Figure content listings:

────────

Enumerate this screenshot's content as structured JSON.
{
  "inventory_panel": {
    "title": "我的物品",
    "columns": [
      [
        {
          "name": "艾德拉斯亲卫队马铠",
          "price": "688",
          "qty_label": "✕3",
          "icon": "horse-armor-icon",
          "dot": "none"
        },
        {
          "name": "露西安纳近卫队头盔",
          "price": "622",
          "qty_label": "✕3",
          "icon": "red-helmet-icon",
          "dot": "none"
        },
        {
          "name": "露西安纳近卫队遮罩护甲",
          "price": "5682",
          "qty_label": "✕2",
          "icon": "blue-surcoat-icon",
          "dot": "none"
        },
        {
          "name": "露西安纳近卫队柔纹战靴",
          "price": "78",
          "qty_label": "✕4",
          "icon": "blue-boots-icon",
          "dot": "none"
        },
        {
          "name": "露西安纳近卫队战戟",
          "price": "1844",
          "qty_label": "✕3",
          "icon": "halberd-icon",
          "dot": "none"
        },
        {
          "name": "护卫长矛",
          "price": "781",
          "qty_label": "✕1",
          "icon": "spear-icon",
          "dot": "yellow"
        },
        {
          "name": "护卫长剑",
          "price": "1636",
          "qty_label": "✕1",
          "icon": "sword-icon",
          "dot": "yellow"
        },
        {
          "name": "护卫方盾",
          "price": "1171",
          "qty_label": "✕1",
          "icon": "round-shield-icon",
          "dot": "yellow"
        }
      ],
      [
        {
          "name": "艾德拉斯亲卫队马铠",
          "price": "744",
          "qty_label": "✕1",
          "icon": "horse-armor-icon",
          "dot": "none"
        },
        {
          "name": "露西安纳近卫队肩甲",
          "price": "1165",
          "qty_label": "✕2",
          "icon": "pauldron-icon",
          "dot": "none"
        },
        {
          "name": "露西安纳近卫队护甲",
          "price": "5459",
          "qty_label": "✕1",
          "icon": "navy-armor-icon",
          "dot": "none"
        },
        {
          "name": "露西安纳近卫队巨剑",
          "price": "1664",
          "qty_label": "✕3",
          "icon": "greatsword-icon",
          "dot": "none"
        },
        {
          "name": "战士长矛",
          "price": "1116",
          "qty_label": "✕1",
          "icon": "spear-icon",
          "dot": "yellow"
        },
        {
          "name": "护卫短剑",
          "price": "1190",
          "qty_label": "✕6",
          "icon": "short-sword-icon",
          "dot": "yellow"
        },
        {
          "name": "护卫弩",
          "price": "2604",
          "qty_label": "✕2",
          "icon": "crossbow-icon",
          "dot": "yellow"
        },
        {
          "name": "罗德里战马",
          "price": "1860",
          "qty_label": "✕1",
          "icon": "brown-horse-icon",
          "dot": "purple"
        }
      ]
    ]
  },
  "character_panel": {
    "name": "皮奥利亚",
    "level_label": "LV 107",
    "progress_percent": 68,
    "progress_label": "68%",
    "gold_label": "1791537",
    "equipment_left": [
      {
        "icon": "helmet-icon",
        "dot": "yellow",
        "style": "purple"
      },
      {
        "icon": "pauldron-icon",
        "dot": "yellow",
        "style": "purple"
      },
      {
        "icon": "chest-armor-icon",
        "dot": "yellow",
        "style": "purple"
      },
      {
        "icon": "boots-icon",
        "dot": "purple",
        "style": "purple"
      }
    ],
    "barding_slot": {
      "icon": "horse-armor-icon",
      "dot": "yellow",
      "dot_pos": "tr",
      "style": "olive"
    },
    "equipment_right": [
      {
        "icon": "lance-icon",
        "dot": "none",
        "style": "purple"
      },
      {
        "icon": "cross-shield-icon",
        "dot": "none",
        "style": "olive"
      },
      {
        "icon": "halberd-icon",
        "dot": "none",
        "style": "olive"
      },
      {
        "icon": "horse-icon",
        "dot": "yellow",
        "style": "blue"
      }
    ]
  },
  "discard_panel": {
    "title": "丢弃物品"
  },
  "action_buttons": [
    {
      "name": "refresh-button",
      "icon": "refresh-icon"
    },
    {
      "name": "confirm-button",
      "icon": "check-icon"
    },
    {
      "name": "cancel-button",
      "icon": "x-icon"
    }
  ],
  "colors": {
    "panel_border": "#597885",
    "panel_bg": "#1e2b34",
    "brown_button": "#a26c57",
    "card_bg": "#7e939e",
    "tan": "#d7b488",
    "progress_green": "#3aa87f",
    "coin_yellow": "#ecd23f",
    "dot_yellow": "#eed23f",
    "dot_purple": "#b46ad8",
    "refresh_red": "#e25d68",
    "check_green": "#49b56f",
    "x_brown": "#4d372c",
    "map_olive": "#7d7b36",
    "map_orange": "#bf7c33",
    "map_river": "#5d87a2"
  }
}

────────

→ **What this task involves**: Please return the data above exactly as given.

→ **Worked solution**:
Enumerate this screenshot's content as structured JSON.
{
  "inventory_panel": {
    "title": "我的物品",
    "columns": [
      [
        {
          "name": "艾德拉斯亲卫队马铠",
          "price": "688",
          "qty_label": "✕3",
          "icon": "horse-armor-icon",
          "dot": "none"
        },
        {
          "name": "露西安纳近卫队头盔",
          "price": "622",
          "qty_label": "✕3",
          "icon": "red-helmet-icon",
          "dot": "none"
        },
        {
          "name": "露西安纳近卫队遮罩护甲",
          "price": "5682",
          "qty_label": "✕2",
          "icon": "blue-surcoat-icon",
          "dot": "none"
        },
        {
          "name": "露西安纳近卫队柔纹战靴",
          "price": "78",
          "qty_label": "✕4",
          "icon": "blue-boots-icon",
          "dot": "none"
        },
        {
          "name": "露西安纳近卫队战戟",
          "price": "1844",
          "qty_label": "✕3",
          "icon": "halberd-icon",
          "dot": "none"
        },
        {
          "name": "护卫长矛",
          "price": "781",
          "qty_label": "✕1",
          "icon": "spear-icon",
          "dot": "yellow"
        },
        {
          "name": "护卫长剑",
          "price": "1636",
          "qty_label": "✕1",
          "icon": "sword-icon",
          "dot": "yellow"
        },
        {
          "name": "护卫方盾",
          "price": "1171",
          "qty_label": "✕1",
          "icon": "round-shield-icon",
          "dot": "yellow"
        }
      ],
      [
        {
          "name": "艾德拉斯亲卫队马铠",
          "price": "744",
          "qty_label": "✕1",
          "icon": "horse-armor-icon",
          "dot": "none"
        },
        {
          "name": "露西安纳近卫队肩甲",
          "price": "1165",
          "qty_label": "✕2",
          "icon": "pauldron-icon",
          "dot": "none"
        },
        {
          "name": "露西安纳近卫队护甲",
          "price": "5459",
          "qty_label": "✕1",
          "icon": "navy-armor-icon",
          "dot": "none"
        },
        {
          "name": "露西安纳近卫队巨剑",
          "price": "1664",
          "qty_label": "✕3",
          "icon": "greatsword-icon",
          "dot": "none"
        },
        {
          "name": "战士长矛",
          "price": "1116",
          "qty_label": "✕1",
          "icon": "spear-icon",
          "dot": "yellow"
        },
        {
          "name": "护卫短剑",
          "price": "1190",
          "qty_label": "✕6",
          "icon": "short-sword-icon",
          "dot": "yellow"
        },
        {
          "name": "护卫弩",
          "price": "2604",
          "qty_label": "✕2",
          "icon": "crossbow-icon",
          "dot": "yellow"
        },
        {
          "name": "罗德里战马",
          "price": "1860",
          "qty_label": "✕1",
          "icon": "brown-horse-icon",
          "dot": "purple"
        }
      ]
    ]
  },
  "character_panel": {
    "name": "皮奥利亚",
    "level_label": "LV 107",
    "progress_percent": 68,
    "progress_label": "68%",
    "gold_label": "1791537",
    "equipment_left": [
      {
        "icon": "helmet-icon",
        "dot": "yellow",
        "style": "purple"
      },
      {
        "icon": "pauldron-icon",
        "dot": "yellow",
        "style": "purple"
      },
      {
        "icon": "chest-armor-icon",
        "dot": "yellow",
        "style": "purple"
      },
      {
        "icon": "boots-icon",
        "dot": "purple",
        "style": "purple"
      }
    ],
    "barding_slot": {
      "icon": "horse-armor-icon",
      "dot": "yellow",
      "dot_pos": "tr",
      "style": "olive"
    },
    "equipment_right": [
      {
        "icon": "lance-icon",
        "dot": "none",
        "style": "purple"
      },
      {
        "icon": "cross-shield-icon",
        "dot": "none",
        "style": "olive"
      },
      {
        "icon": "halberd-icon",
        "dot": "none",
        "style": "olive"
      },
      {
        "icon": "horse-icon",
        "dot": "yellow",
        "style": "blue"
      }
    ]
  },
  "discard_panel": {
    "title": "丢弃物品"
  },
  "action_buttons": [
    {
      "name": "refresh-button",
      "icon": "refresh-icon"
    },
    {
      "name": "confirm-button",
      "icon": "check-icon"
    },
    {
      "name": "cancel-button",
      "icon": "x-icon"
    }
  ],
  "colors": {
    "panel_border": "#597885",
    "panel_bg": "#1e2b34",
    "brown_button": "#a26c57",
    "card_bg": "#7e939e",
    "tan": "#d7b488",
    "progress_green": "#3aa87f",
    "coin_yellow": "#ecd23f",
    "dot_yellow": "#eed23f",
    "dot_purple": "#b46ad8",
    "refresh_red": "#e25d68",
    "check_green": "#49b56f",
    "x_brown": "#4d372c",
    "map_olive": "#7d7b36",
    "map_orange": "#bf7c33",
    "map_river": "#5d87a2"
  }
}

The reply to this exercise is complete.